• **Aim of the exercise**:
Find the lines in these entries that include the word "screenshot" and state how many there are, with no other words.

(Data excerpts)
****************

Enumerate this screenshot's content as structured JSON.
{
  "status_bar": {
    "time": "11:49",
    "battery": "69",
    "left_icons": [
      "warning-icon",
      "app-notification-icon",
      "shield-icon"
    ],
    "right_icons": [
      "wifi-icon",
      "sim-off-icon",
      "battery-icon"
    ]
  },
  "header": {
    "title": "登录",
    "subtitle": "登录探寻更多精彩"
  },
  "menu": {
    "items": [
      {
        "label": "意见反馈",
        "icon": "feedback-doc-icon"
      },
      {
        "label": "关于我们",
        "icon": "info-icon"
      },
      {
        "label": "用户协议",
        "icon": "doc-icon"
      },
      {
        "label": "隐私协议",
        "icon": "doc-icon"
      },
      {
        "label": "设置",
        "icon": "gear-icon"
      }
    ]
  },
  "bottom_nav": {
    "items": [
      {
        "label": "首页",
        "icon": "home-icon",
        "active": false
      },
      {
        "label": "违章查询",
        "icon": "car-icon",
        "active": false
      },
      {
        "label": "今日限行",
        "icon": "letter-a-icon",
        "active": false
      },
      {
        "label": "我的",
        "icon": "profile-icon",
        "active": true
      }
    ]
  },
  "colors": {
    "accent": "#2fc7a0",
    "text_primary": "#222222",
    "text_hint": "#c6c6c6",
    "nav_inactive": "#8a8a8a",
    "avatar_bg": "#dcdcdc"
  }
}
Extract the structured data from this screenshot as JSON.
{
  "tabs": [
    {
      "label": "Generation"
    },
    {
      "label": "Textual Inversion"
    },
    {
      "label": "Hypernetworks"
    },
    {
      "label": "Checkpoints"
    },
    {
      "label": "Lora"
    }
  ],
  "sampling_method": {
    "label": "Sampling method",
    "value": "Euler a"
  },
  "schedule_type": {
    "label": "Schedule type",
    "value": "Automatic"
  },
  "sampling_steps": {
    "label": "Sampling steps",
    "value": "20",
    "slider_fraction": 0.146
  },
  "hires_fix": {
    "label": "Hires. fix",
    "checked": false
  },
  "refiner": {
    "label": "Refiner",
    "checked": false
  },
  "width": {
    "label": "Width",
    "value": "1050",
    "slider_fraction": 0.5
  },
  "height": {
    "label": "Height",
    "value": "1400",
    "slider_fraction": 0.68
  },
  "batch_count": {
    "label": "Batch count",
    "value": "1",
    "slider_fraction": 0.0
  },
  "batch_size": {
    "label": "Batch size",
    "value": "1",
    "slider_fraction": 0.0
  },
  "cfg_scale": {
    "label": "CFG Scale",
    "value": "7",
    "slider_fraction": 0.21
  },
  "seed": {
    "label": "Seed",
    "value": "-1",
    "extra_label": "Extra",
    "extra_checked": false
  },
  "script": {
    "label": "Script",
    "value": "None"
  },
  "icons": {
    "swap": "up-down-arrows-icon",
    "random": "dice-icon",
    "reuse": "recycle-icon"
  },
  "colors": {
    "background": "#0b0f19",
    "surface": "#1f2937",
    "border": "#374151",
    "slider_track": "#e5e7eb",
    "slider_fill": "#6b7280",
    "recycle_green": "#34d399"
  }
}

****************

• **Answer below**:
2